The listing below is the input. Say how many of its lines contain "heading", giving the number alone.

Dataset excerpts

----------

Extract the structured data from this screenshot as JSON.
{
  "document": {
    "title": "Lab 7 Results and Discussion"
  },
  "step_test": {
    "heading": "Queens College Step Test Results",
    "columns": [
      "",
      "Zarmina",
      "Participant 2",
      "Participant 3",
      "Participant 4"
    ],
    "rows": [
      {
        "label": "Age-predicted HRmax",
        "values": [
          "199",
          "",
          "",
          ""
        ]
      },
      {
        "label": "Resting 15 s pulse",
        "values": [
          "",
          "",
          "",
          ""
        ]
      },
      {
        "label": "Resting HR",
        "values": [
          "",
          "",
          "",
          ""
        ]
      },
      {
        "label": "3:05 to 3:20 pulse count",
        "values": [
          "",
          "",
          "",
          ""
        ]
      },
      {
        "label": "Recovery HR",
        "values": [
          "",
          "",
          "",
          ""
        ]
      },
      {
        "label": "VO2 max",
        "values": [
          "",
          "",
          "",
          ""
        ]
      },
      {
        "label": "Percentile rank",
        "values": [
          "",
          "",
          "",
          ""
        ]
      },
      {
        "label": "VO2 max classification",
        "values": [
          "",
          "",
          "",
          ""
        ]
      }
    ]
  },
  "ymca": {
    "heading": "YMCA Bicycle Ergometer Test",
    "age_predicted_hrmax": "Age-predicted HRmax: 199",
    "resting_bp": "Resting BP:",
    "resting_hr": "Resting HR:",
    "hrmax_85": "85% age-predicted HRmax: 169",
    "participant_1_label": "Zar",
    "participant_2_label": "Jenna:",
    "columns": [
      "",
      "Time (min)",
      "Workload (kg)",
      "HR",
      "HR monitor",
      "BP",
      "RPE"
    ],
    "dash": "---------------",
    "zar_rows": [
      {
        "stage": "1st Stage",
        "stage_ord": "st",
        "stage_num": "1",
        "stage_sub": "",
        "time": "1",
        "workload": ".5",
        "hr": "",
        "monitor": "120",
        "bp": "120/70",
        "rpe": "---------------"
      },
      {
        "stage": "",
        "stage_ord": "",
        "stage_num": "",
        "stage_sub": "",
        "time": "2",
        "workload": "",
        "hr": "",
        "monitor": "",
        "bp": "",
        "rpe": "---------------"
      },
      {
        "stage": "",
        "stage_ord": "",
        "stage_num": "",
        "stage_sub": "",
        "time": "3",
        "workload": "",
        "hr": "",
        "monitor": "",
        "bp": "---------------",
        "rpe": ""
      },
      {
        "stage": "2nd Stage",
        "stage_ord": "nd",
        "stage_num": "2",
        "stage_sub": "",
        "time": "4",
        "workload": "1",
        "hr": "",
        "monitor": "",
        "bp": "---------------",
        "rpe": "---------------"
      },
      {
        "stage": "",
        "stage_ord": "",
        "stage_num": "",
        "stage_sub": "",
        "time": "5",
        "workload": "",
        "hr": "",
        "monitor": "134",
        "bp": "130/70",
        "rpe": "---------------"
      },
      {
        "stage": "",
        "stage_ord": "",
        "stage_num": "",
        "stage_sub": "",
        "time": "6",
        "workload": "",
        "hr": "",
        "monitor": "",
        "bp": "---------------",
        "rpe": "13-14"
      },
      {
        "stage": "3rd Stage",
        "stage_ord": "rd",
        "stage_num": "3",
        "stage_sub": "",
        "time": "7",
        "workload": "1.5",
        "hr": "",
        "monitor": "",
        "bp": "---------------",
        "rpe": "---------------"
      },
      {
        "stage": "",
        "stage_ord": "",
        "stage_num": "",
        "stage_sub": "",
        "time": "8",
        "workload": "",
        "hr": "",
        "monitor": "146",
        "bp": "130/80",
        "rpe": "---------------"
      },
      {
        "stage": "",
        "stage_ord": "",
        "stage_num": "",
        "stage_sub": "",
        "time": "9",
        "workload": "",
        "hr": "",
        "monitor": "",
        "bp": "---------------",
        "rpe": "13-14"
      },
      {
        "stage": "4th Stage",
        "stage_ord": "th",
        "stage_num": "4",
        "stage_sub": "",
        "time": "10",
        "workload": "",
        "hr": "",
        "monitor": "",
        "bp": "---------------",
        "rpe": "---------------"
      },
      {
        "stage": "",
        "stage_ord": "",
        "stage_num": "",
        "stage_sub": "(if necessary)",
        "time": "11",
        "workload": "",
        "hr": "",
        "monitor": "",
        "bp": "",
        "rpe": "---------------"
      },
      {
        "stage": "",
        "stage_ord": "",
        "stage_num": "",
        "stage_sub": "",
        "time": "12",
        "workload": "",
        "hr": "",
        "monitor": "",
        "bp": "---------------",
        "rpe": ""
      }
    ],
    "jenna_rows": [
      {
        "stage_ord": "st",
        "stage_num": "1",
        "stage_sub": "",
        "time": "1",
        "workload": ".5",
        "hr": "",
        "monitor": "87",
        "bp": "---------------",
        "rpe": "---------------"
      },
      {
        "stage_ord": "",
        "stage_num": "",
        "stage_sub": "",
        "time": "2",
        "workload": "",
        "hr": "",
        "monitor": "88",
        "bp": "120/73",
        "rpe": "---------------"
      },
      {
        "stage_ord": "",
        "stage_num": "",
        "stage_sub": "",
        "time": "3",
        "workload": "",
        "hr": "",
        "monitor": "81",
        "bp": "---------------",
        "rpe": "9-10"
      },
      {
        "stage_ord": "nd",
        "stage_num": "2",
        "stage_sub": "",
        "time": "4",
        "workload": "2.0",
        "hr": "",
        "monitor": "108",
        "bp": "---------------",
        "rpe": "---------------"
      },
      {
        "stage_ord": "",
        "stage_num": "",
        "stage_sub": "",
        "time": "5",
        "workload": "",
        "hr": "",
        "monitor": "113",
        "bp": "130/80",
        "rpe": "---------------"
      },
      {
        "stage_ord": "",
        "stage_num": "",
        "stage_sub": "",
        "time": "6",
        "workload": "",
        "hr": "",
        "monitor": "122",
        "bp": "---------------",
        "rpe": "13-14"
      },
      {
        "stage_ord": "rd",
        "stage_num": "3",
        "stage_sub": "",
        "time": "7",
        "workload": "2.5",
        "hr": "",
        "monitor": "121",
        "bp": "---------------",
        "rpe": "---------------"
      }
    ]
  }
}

----------

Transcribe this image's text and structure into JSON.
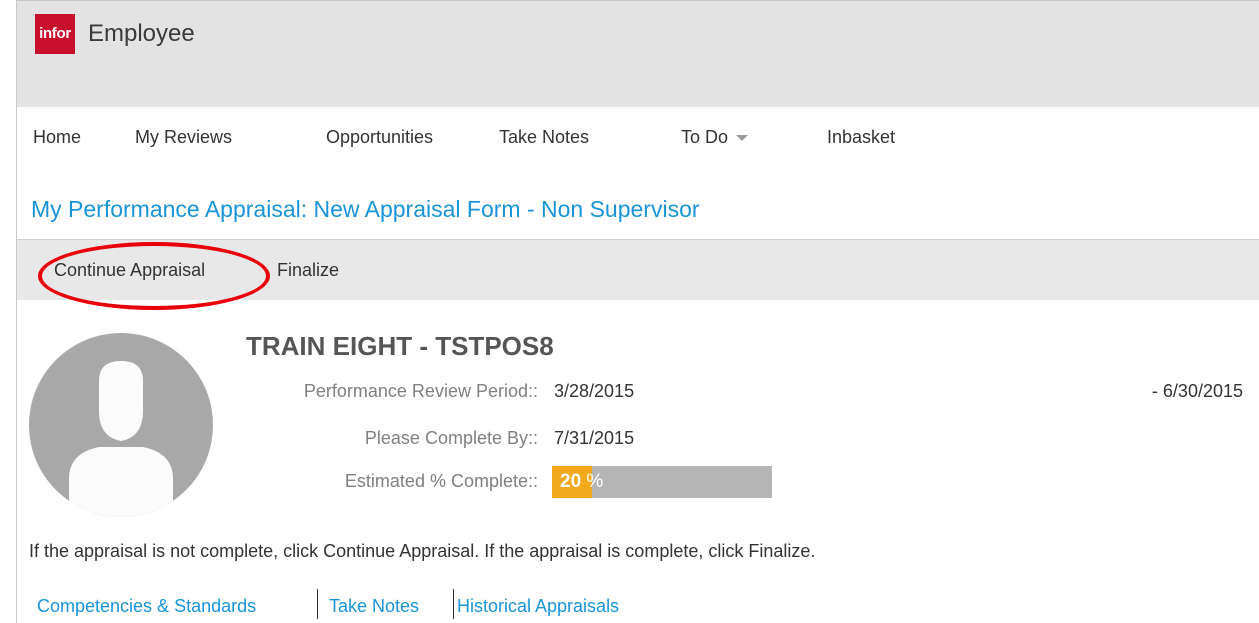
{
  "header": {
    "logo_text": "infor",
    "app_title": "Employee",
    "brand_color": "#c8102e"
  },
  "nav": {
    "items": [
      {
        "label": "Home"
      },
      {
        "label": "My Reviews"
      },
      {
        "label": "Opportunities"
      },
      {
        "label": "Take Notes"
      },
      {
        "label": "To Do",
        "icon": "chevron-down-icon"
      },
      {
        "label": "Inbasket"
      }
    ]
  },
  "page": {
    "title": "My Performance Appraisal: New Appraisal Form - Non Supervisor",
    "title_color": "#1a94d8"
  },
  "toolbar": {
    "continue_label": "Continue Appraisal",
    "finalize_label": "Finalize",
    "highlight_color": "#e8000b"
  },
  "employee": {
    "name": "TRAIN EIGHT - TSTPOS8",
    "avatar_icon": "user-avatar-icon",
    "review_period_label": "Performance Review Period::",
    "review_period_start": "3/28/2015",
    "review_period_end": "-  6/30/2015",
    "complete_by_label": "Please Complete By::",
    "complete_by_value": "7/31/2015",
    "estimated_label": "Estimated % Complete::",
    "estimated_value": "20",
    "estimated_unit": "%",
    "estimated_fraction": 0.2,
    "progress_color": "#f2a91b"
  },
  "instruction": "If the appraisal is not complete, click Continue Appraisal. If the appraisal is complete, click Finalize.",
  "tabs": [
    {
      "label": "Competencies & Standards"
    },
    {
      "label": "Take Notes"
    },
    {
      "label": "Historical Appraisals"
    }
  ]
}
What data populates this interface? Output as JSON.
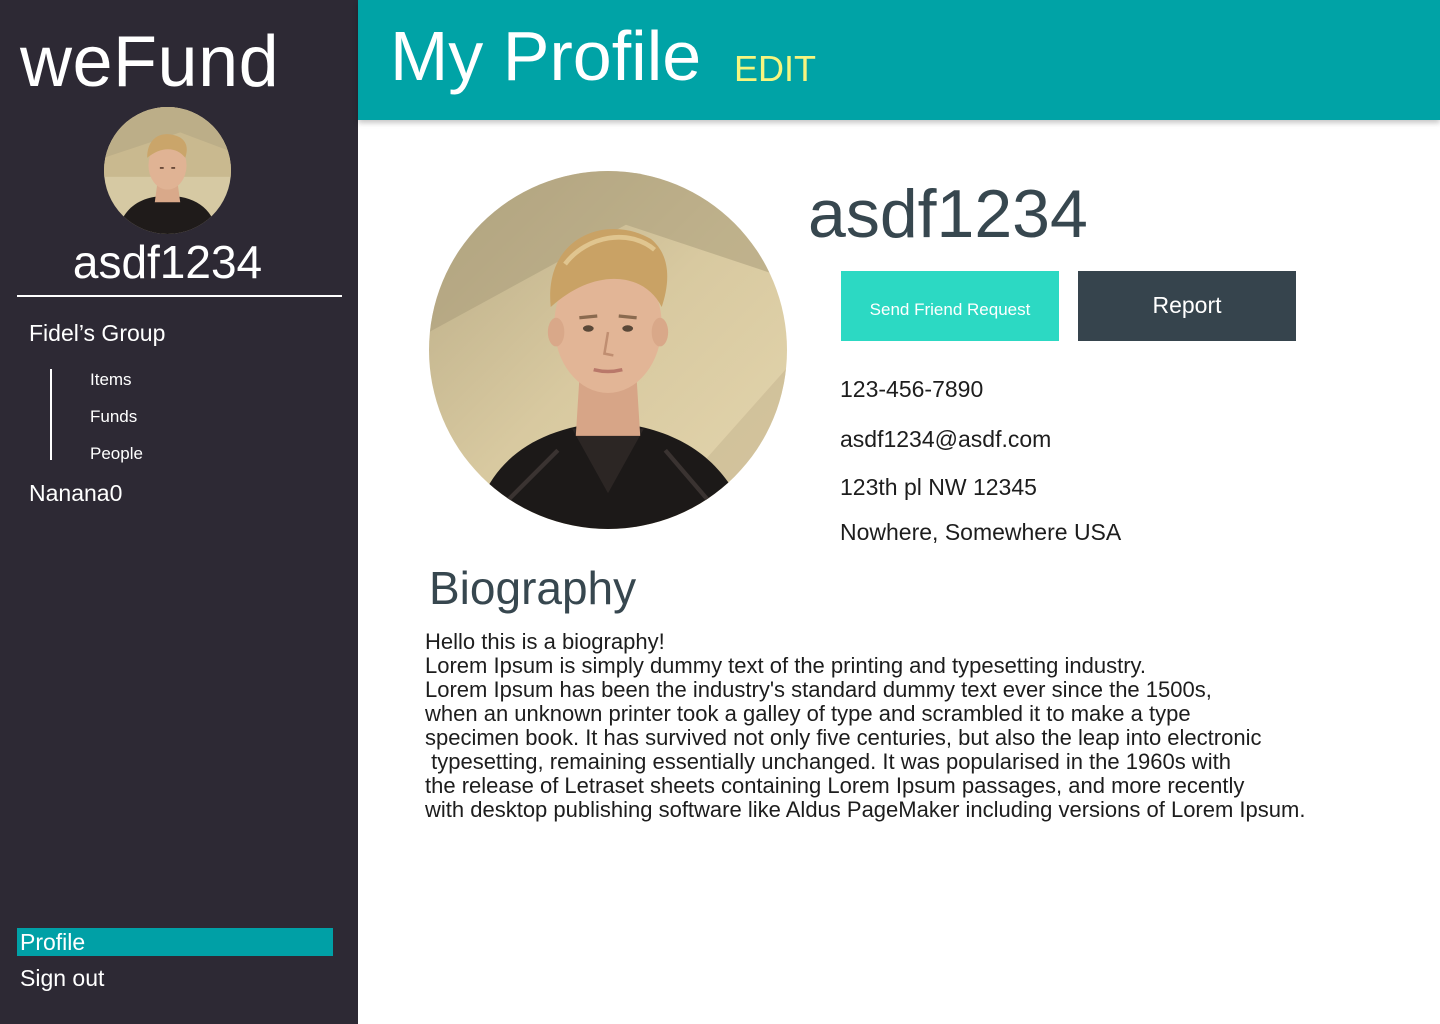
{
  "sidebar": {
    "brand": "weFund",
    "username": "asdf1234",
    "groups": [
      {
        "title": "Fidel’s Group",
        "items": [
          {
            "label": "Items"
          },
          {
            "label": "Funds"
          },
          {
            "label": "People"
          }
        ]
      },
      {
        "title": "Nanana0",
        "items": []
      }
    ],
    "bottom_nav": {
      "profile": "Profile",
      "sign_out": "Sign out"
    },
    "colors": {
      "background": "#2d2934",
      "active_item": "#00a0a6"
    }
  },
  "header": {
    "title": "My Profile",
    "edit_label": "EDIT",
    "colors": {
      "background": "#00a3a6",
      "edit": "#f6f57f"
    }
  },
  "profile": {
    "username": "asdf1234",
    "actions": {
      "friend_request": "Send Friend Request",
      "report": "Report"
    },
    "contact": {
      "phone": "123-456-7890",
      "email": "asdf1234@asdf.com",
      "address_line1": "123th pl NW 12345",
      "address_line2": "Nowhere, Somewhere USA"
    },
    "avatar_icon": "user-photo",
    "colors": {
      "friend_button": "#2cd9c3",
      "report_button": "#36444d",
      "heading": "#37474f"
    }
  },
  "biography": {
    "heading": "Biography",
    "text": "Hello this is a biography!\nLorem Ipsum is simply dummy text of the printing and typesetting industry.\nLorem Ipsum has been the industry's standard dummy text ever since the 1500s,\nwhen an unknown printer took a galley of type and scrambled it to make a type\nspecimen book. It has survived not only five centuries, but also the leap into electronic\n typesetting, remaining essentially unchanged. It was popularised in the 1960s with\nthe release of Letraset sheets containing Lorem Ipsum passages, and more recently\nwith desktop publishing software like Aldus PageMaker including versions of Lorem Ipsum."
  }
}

----------

=== Final result ===
4